Tally the lines in the following entries that include the word "Usage"; state only the total.

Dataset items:
········

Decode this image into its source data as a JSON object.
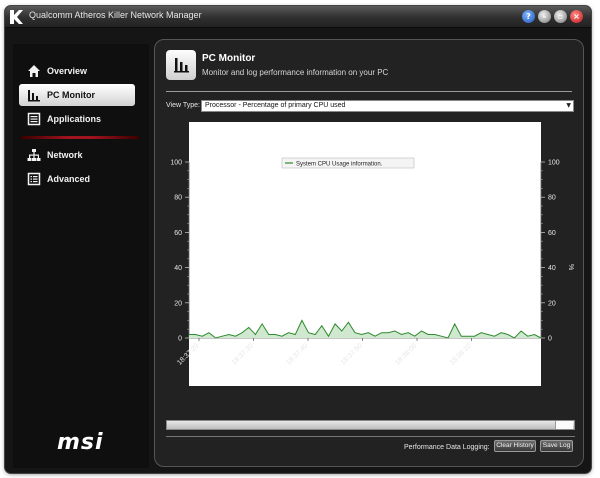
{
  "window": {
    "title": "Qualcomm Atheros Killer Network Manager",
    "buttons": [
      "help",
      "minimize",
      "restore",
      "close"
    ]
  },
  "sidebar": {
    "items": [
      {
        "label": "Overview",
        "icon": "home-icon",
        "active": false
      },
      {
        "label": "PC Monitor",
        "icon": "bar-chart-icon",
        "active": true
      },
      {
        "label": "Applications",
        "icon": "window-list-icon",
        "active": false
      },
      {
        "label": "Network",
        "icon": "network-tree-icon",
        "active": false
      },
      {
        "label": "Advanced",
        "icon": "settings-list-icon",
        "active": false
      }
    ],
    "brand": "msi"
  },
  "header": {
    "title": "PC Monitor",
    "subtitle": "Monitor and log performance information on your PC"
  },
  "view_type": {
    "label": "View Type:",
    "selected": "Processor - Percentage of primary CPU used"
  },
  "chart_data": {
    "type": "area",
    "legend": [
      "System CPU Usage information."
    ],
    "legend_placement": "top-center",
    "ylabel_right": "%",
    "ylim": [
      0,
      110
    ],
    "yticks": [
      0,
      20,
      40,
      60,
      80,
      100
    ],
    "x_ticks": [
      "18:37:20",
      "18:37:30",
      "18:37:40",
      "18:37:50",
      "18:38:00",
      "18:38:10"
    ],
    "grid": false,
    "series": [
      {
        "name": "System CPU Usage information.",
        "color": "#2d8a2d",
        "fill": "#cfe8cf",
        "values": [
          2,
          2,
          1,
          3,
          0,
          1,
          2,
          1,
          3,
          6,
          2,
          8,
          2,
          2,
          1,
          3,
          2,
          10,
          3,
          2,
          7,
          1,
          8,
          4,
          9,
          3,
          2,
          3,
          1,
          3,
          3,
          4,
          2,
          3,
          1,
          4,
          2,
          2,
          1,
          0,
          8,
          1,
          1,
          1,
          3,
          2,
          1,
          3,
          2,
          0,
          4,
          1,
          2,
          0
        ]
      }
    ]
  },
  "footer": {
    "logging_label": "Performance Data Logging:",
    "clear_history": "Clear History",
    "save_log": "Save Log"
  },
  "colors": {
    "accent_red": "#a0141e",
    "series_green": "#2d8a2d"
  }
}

········

- [SOLVED EXERCISE]: 2